### Written request
Leave the pictures out and transcribe every record exactly.

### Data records

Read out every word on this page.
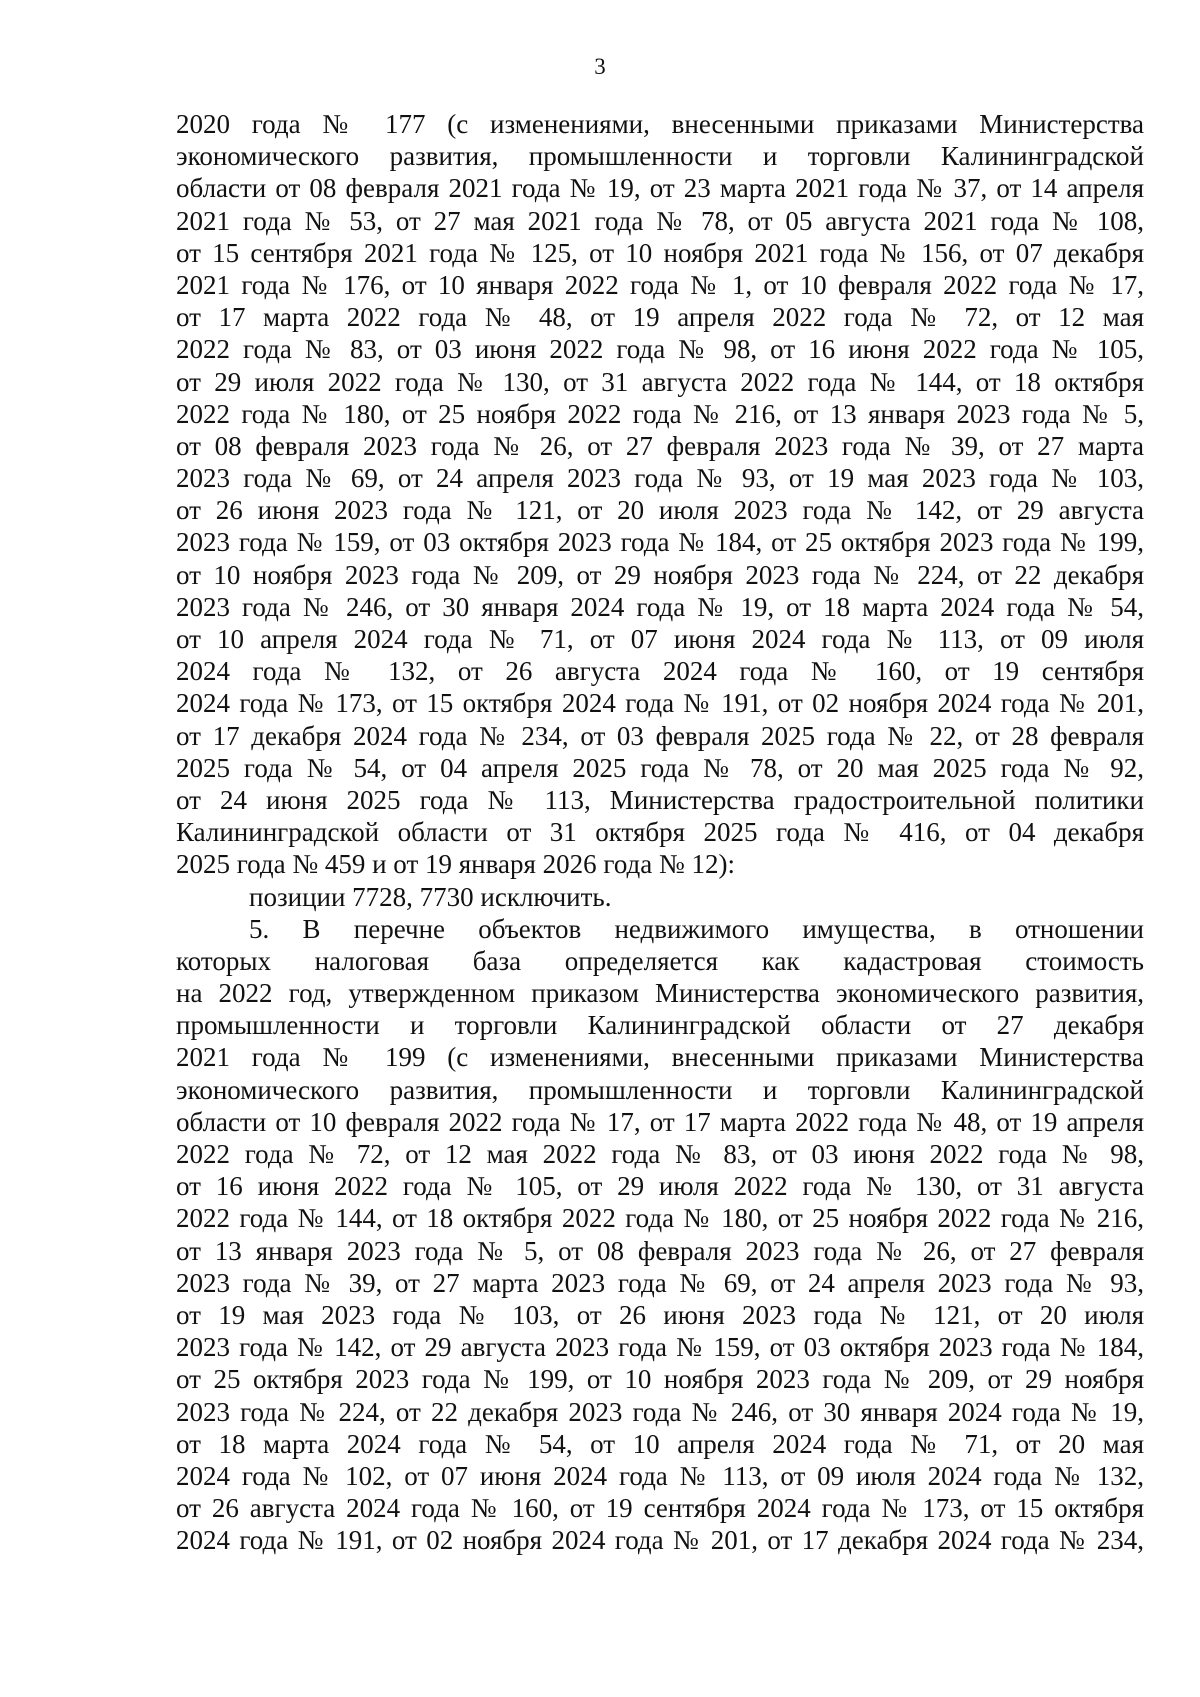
3
2020 года № 177 (с изменениями, внесенными приказами Министерства
экономического развития, промышленности и торговли Калининградской
области от 08 февраля 2021 года № 19, от 23 марта 2021 года № 37, от 14 апреля
2021 года № 53, от 27 мая 2021 года № 78, от 05 августа 2021 года № 108,
от 15 сентября 2021 года № 125, от 10 ноября 2021 года № 156, от 07 декабря
2021 года № 176, от 10 января 2022 года № 1, от 10 февраля 2022 года № 17,
от 17 марта 2022 года № 48, от 19 апреля 2022 года № 72, от 12 мая
2022 года № 83, от 03 июня 2022 года № 98, от 16 июня 2022 года № 105,
от 29 июля 2022 года № 130, от 31 августа 2022 года № 144, от 18 октября
2022 года № 180, от 25 ноября 2022 года № 216, от 13 января 2023 года № 5,
от 08 февраля 2023 года № 26, от 27 февраля 2023 года № 39, от 27 марта
2023 года № 69, от 24 апреля 2023 года № 93, от 19 мая 2023 года № 103,
от 26 июня 2023 года № 121, от 20 июля 2023 года № 142, от 29 августа
2023 года № 159, от 03 октября 2023 года № 184, от 25 октября 2023 года № 199,
от 10 ноября 2023 года № 209, от 29 ноября 2023 года № 224, от 22 декабря
2023 года № 246, от 30 января 2024 года № 19, от 18 марта 2024 года № 54,
от 10 апреля 2024 года № 71, от 07 июня 2024 года № 113, от 09 июля
2024 года № 132, от 26 августа 2024 года № 160, от 19 сентября
2024 года № 173, от 15 октября 2024 года № 191, от 02 ноября 2024 года № 201,
от 17 декабря 2024 года № 234, от 03 февраля 2025 года № 22, от 28 февраля
2025 года № 54, от 04 апреля 2025 года № 78, от 20 мая 2025 года № 92,
от 24 июня 2025 года № 113, Министерства градостроительной политики
Калининградской области от 31 октября 2025 года № 416, от 04 декабря
2025 года № 459 и от 19 января 2026 года № 12):
позиции 7728, 7730 исключить.
5. В перечне объектов недвижимого имущества, в отношении
которых налоговая база определяется как кадастровая стоимость
на 2022 год, утвержденном приказом Министерства экономического развития,
промышленности и торговли Калининградской области от 27 декабря
2021 года № 199 (с изменениями, внесенными приказами Министерства
экономического развития, промышленности и торговли Калининградской
области от 10 февраля 2022 года № 17, от 17 марта 2022 года № 48, от 19 апреля
2022 года № 72, от 12 мая 2022 года № 83, от 03 июня 2022 года № 98,
от 16 июня 2022 года № 105, от 29 июля 2022 года № 130, от 31 августа
2022 года № 144, от 18 октября 2022 года № 180, от 25 ноября 2022 года № 216,
от 13 января 2023 года № 5, от 08 февраля 2023 года № 26, от 27 февраля
2023 года № 39, от 27 марта 2023 года № 69, от 24 апреля 2023 года № 93,
от 19 мая 2023 года № 103, от 26 июня 2023 года № 121, от 20 июля
2023 года № 142, от 29 августа 2023 года № 159, от 03 октября 2023 года № 184,
от 25 октября 2023 года № 199, от 10 ноября 2023 года № 209, от 29 ноября
2023 года № 224, от 22 декабря 2023 года № 246, от 30 января 2024 года № 19,
от 18 марта 2024 года № 54, от 10 апреля 2024 года № 71, от 20 мая
2024 года № 102, от 07 июня 2024 года № 113, от 09 июля 2024 года № 132,
от 26 августа 2024 года № 160, от 19 сентября 2024 года № 173, от 15 октября
2024 года № 191, от 02 ноября 2024 года № 201, от 17 декабря 2024 года № 234,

### Expected answer
Read out every word on this page.
3
2020 года № 177 (с изменениями, внесенными приказами Министерства
экономического развития, промышленности и торговли Калининградской
области от 08 февраля 2021 года № 19, от 23 марта 2021 года № 37, от 14 апреля
2021 года № 53, от 27 мая 2021 года № 78, от 05 августа 2021 года № 108,
от 15 сентября 2021 года № 125, от 10 ноября 2021 года № 156, от 07 декабря
2021 года № 176, от 10 января 2022 года № 1, от 10 февраля 2022 года № 17,
от 17 марта 2022 года № 48, от 19 апреля 2022 года № 72, от 12 мая
2022 года № 83, от 03 июня 2022 года № 98, от 16 июня 2022 года № 105,
от 29 июля 2022 года № 130, от 31 августа 2022 года № 144, от 18 октября
2022 года № 180, от 25 ноября 2022 года № 216, от 13 января 2023 года № 5,
от 08 февраля 2023 года № 26, от 27 февраля 2023 года № 39, от 27 марта
2023 года № 69, от 24 апреля 2023 года № 93, от 19 мая 2023 года № 103,
от 26 июня 2023 года № 121, от 20 июля 2023 года № 142, от 29 августа
2023 года № 159, от 03 октября 2023 года № 184, от 25 октября 2023 года № 199,
от 10 ноября 2023 года № 209, от 29 ноября 2023 года № 224, от 22 декабря
2023 года № 246, от 30 января 2024 года № 19, от 18 марта 2024 года № 54,
от 10 апреля 2024 года № 71, от 07 июня 2024 года № 113, от 09 июля
2024 года № 132, от 26 августа 2024 года № 160, от 19 сентября
2024 года № 173, от 15 октября 2024 года № 191, от 02 ноября 2024 года № 201,
от 17 декабря 2024 года № 234, от 03 февраля 2025 года № 22, от 28 февраля
2025 года № 54, от 04 апреля 2025 года № 78, от 20 мая 2025 года № 92,
от 24 июня 2025 года № 113, Министерства градостроительной политики
Калининградской области от 31 октября 2025 года № 416, от 04 декабря
2025 года № 459 и от 19 января 2026 года № 12):
позиции 7728, 7730 исключить.
5. В перечне объектов недвижимого имущества, в отношении
которых налоговая база определяется как кадастровая стоимость
на 2022 год, утвержденном приказом Министерства экономического развития,
промышленности и торговли Калининградской области от 27 декабря
2021 года № 199 (с изменениями, внесенными приказами Министерства
экономического развития, промышленности и торговли Калининградской
области от 10 февраля 2022 года № 17, от 17 марта 2022 года № 48, от 19 апреля
2022 года № 72, от 12 мая 2022 года № 83, от 03 июня 2022 года № 98,
от 16 июня 2022 года № 105, от 29 июля 2022 года № 130, от 31 августа
2022 года № 144, от 18 октября 2022 года № 180, от 25 ноября 2022 года № 216,
от 13 января 2023 года № 5, от 08 февраля 2023 года № 26, от 27 февраля
2023 года № 39, от 27 марта 2023 года № 69, от 24 апреля 2023 года № 93,
от 19 мая 2023 года № 103, от 26 июня 2023 года № 121, от 20 июля
2023 года № 142, от 29 августа 2023 года № 159, от 03 октября 2023 года № 184,
от 25 октября 2023 года № 199, от 10 ноября 2023 года № 209, от 29 ноября
2023 года № 224, от 22 декабря 2023 года № 246, от 30 января 2024 года № 19,
от 18 марта 2024 года № 54, от 10 апреля 2024 года № 71, от 20 мая
2024 года № 102, от 07 июня 2024 года № 113, от 09 июля 2024 года № 132,
от 26 августа 2024 года № 160, от 19 сентября 2024 года № 173, от 15 октября
2024 года № 191, от 02 ноября 2024 года № 201, от 17 декабря 2024 года № 234,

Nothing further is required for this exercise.